■ Set problem: Please put every line of the items below into a JSON list of strings, one string per line, with blank lines and picture lines left out.

Saved entries
═══
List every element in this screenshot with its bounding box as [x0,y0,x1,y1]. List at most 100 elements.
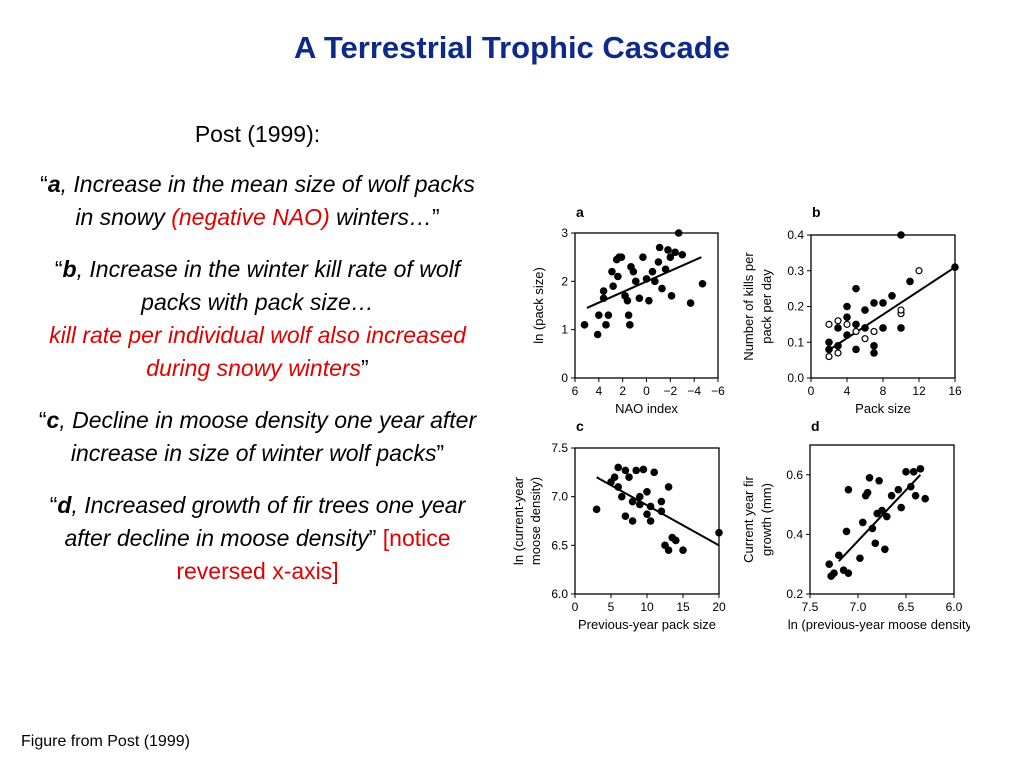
panel-a-point [631,277,640,286]
panel-a-xlabel: NAO index [615,401,678,416]
panel-a-point [664,246,672,254]
panel-c-point [628,517,637,525]
panel-d-point [825,560,833,568]
panel-c-ylabel: moose density) [528,477,543,565]
quote-b-red: kill rate per individual wolf also incre… [49,322,466,381]
quote-d-letter: d [57,492,72,518]
panel-a-point [595,311,603,319]
quote-b-text: , Increase in the winter kill rate of wo… [76,256,461,315]
panel-b-point [843,331,851,339]
panel-a-point [626,321,634,329]
panel-a-point [686,299,695,307]
text-column: Post (1999): “a, Increase in the mean si… [30,118,485,607]
panel-c-point [646,502,655,511]
panel-b-xtick-label: 16 [948,384,962,398]
panel-a-point [671,248,679,257]
panel-a-point [645,296,653,305]
panel-c-xtick-label: 15 [676,600,690,614]
quote-b-close: ” [361,355,369,381]
panel-d-ytick-label: 0.6 [786,468,803,482]
panel-b-open-point [834,349,842,357]
panel-d-point [868,524,877,533]
panel-a-point [658,284,666,293]
quote-a-tail: winters… [329,204,432,230]
panel-b-point [870,342,878,350]
quote-c-text: , Decline in moose density one year afte… [59,407,477,466]
panel-c-point [625,473,633,482]
panel-b-open-point [834,317,842,325]
panel-b-open-point [843,320,851,328]
quote-d-open: “ [49,492,58,518]
panel-a-point [698,279,707,288]
panel-d-fit-line [838,474,922,562]
panel-b-point [852,320,860,329]
panel-b-point [834,342,842,350]
panel-b-xlabel: Pack size [855,401,911,416]
panel-c-xtick-label: 10 [640,600,654,614]
panel-a-xtick-label: 4 [595,384,602,398]
panel-c-point [639,465,648,474]
panel-d-point [856,554,864,563]
panel-a-letter: a [576,205,584,220]
panel-b-open-point [861,335,869,343]
panel-b-ytick-label: 0.2 [787,300,804,314]
panel-d-point [835,551,843,560]
panel-b-point [843,313,851,322]
panel-b-point [825,338,833,347]
panel-c-ytick-label: 6.0 [551,587,568,601]
panel-a-ytick-label: 3 [561,226,568,240]
panel-b-point [897,324,905,332]
panel-a-point [642,275,651,283]
panel-a-point [580,321,589,329]
panel-b-ylabel: pack per day [759,269,774,344]
panel-c-point [614,483,622,491]
panel-d-point [881,545,889,554]
panel-a-point [623,296,632,305]
panel-b-open-point [897,306,905,314]
panel-d-point [911,491,920,500]
panel-a-point [608,267,616,276]
quote-d-text: , Increased growth of fir trees one year… [64,492,466,551]
panel-a-point [648,267,657,276]
panel-b-point [861,324,869,332]
panel-d-xtick-label: 6.0 [946,600,963,614]
quote-a-close: ” [431,204,440,230]
panel-c-point [614,463,622,472]
panel-c-point [664,546,673,554]
panel-d-point [894,485,903,494]
panel-b-xtick-label: 0 [808,384,815,398]
panel-b-point [852,345,860,354]
panel-b-point [843,302,851,311]
panel-a-xtick-label: 6 [572,384,579,398]
panel-c-point [657,497,666,506]
panel-a-point [674,229,683,237]
panel-b-point [906,277,914,286]
panel-b-xtick-label: 4 [844,384,851,398]
quote-c: “c, Decline in moose density one year af… [30,404,485,470]
panel-d-point [844,569,853,577]
panel-c-point [618,492,626,501]
panel-c-ytick-label: 6.5 [551,538,568,552]
panel-a-point [635,294,644,303]
panel-c-point [664,483,673,491]
panel-a-ytick-label: 0 [561,371,568,385]
quote-a-open: “ [40,171,48,197]
panel-a-xtick-label: 2 [619,384,626,398]
panel-b-point [888,291,896,300]
panel-d-point [909,468,918,476]
panel-b-ylabel: Number of kills per [741,252,756,361]
panel-b-point [861,306,869,314]
panel-d-xtick-label: 6.5 [898,600,915,614]
figure-caption: Figure from Post (1999) [21,733,190,750]
panel-b-xtick-label: 12 [912,384,926,398]
panel-a-point [609,282,617,290]
panel-c-point [679,546,687,554]
panel-b-ytick-label: 0.3 [787,264,804,278]
panel-a-point [661,265,670,274]
quote-b-open: “ [54,256,63,282]
quote-c-open: “ [38,407,47,433]
panel-d-ylabel: Current year fir [741,475,756,562]
panel-d-point [842,527,851,536]
panel-b-point [834,324,842,332]
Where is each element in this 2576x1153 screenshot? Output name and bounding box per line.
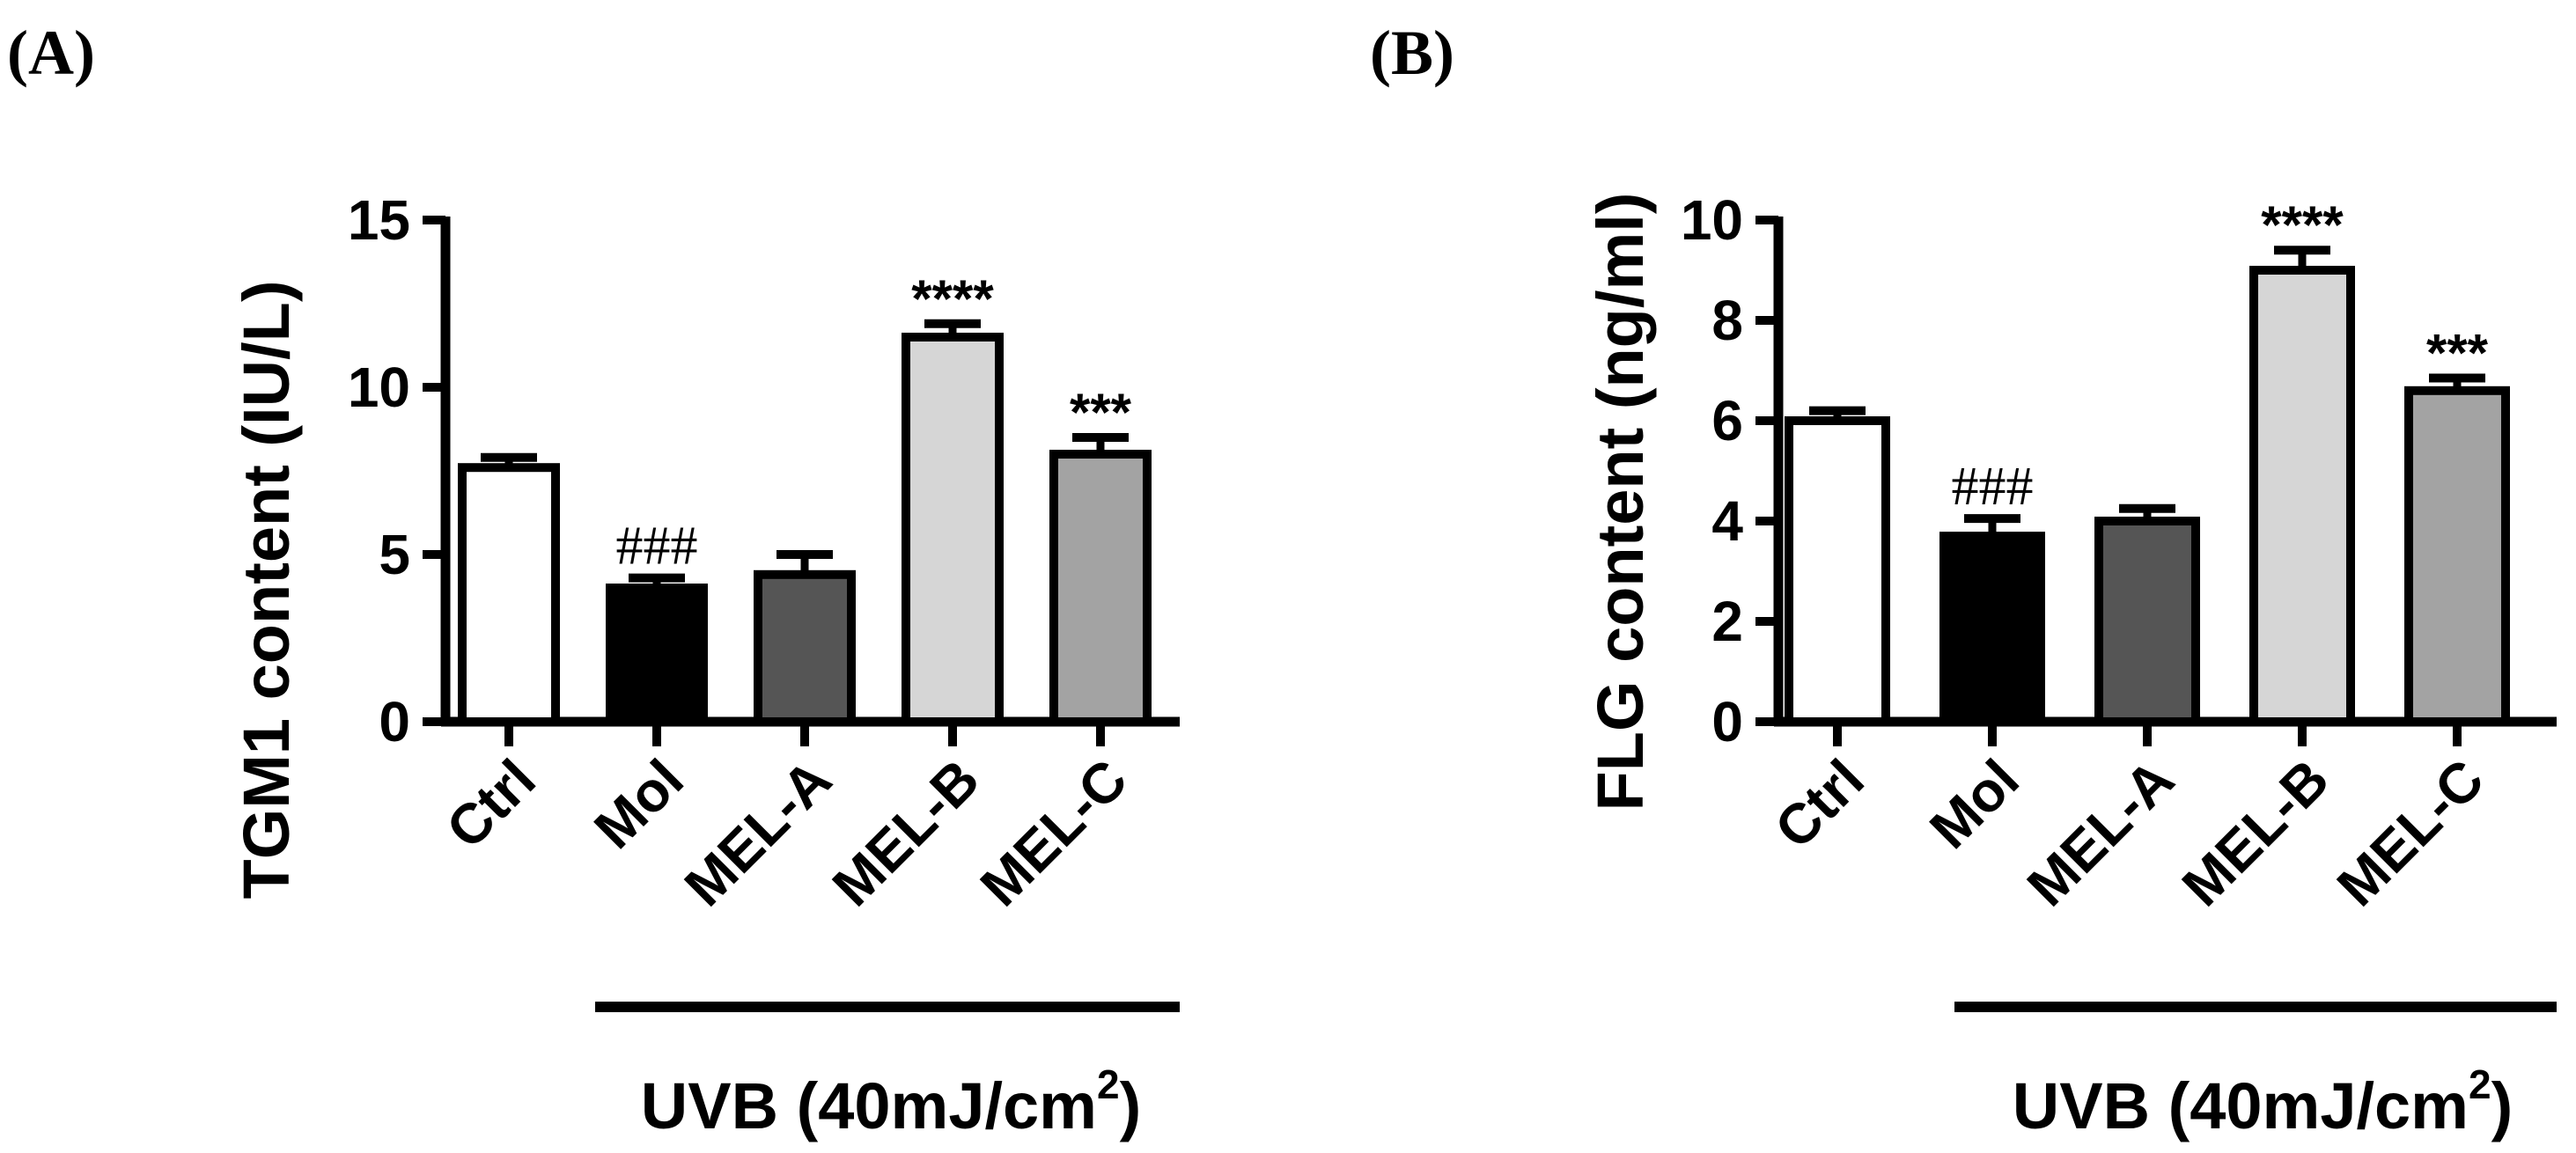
═══
■ Written response:
[
  "List every element in this screenshot with its bounding box as [x0,y0,x1,y1]. List at most 100 elements.",
  "panel-a-point [631,277,640,286]",
  "panel-a-xlabel: NAO index [615,401,678,416]",
  "panel-a-point [664,246,672,254]",
  "panel-c-point [628,517,637,525]",
  "panel-d-point [825,560,833,568]",
  "panel-c-ylabel: moose density) [528,477,543,565]",
  "quote-b-red: kill rate per individual wolf also incre… [49,322,466,381]",
  "quote-d-letter: d [57,492,72,518]",
  "panel-a-point [595,311,603,319]",
  "quote-b-text: , Increase in the winter kill rate of wo… [76,256,461,315]",
  "panel-b-point [843,331,851,339]",
  "panel-a-point [626,321,634,329]",
  "panel-a-point [686,299,695,307]",
  "text-column: Post (1999): “a, Increase in the mean si… [30,118,485,607]",
  "panel-c-point [646,502,655,511]",
  "panel-b-xtick-label: 16 [948,384,962,398]",
  "panel-a-point [671,248,679,257]",
  "panel-a-point [645,296,653,305]",
  "panel-c-xtick-label: 15 [676,600,690,614]",
  "quote-b-close: ” [361,355,369,381]",
  "panel-d-ytick-label: 0.6 [786,468,803,482]",
  "panel-b-open-point [834,349,842,357]",
  "panel-d-point [868,524,877,533]",
  "panel-a-point [658,284,666,293]",
  "quote-a-tail: winters… [329,204,432,230]",
  "panel-b-point [870,342,878,350]",
  "quote-c-text: , Decline in moose density one year afte… [59,407,477,466]",
  "panel-c-point [625,473,633,482]",
  "panel-b-open-point [834,317,842,325]",
  "panel-b-open-point [843,320,851,328]",
  "quote-d-open: “ [49,492,58,518]",
  "panel-a-point [698,279,707,288]",
  "panel-d-fit-line [838,474,922,562]",
  "panel-b-point [852,320,860,329]",
  "panel-b-point [834,342,842,350]",
  "panel-b-xlabel: Pack size [855,401,911,416]",
  "panel-c-xtick-label: 10 [640,600,654,614]",
  "panel-a-xtick-label: 4 [595,384,602,398]",
  "panel-c-point [639,465,648,474]",
  "panel-d-point [856,554,864,563]",
  "panel-a-letter: a [576,205,584,220]",
  "panel-b-open-point [861,335,869,343]",
  "panel-b-ytick-label: 0.2 [787,300,804,314]",
  "panel-d-point [835,551,843,560]",
  "panel-b-point [843,313,851,322]",
  "panel-b-point [825,338,833,347]",
  "panel-c-ytick-label: 6.0 [551,587,568,601]",
  "panel-a-ytick-label: 3 [561,226,568,240]",
  "panel-b-point [897,324,905,332]",
  "panel-a-point [642,275,651,283]",
  "panel-a-point [580,321,589,329]",
  "panel-b-ylabel: pack per day [759,269,774,344]",
  "panel-c-point [614,483,622,491]",
  "panel-d-point [881,545,889,554]",
  "panel-a-point [623,296,632,305]",
  "panel-b-open-point [897,306,905,314]",
  "panel-d-point [911,491,920,500]",
  "panel-a-point [608,267,616,276]",
  "quote-d-text: , Increased growth of fir trees one year… [64,492,466,551]",
  "panel-a-point [648,267,657,276]",
  "panel-b-point [861,324,869,332]",
  "panel-d-xtick-label: 6.0 [946,600,963,614]",
  "quote-a-close: ” [431,204,440,230]",
  "panel-c-point [614,463,622,472]",
  "panel-c-point [664,546,673,554]",
  "panel-d-point [894,485,903,494]",
  "panel-b-xtick-label: 0 [808,384,815,398]",
  "panel-b-point [852,345,860,354]",
  "panel-b-point [843,302,851,311]",
  "panel-a-xtick-label: 6 [572,384,579,398]",
  "panel-c-point [657,497,666,506]",
  "panel-a-point [674,229,683,237]",
  "panel-b-point [906,277,914,286]",
  "panel-b-xtick-label: 4 [844,384,851,398]",
  "quote-c: “c, Decline in moose density one year af… [30,404,485,470]",
  "panel-d-point [844,569,853,577]",
  "panel-c-point [618,492,626,501]",
  "panel-c-ytick-label: 6.5 [551,538,568,552]",
  "panel-a-point [635,294,644,303]",
  "panel-c-point [664,483,673,491]",
  "panel-a-ytick-label: 0 [561,371,568,385]",
  "quote-a-open: “ [40,171,48,197]",
  "panel-a-xtick-label: 2 [619,384,626,398]",
  "panel-b-point [888,291,896,300]",
  "panel-d-point [909,468,918,476]",
  "panel-b-ylabel: Number of kills per [741,252,756,361]",
  "panel-b-point [861,306,869,314]",
  "panel-d-xtick-label: 6.5 [898,600,915,614]",
  "figure-caption: Figure from Post (1999) [21,733,190,750]",
  "panel-b-xtick-label: 12 [912,384,926,398]",
  "panel-a-point [609,282,617,290]",
  "panel-c-point [679,546,687,554]",
  "panel-b-ytick-label: 0.3 [787,264,804,278]",
  "panel-a-point [661,265,670,274]",
  "quote-b-open: “ [54,256,63,282]",
  "quote-c-open: “ [38,407,47,433]",
  "panel-d-ylabel: Current year fir [741,475,756,562]",
  "panel-d-point [842,527,851,536]",
  "panel-b-point [834,324,842,332]",
  "Where is each element in this 2576x1153 screenshot? Output name and bounding box per line."
]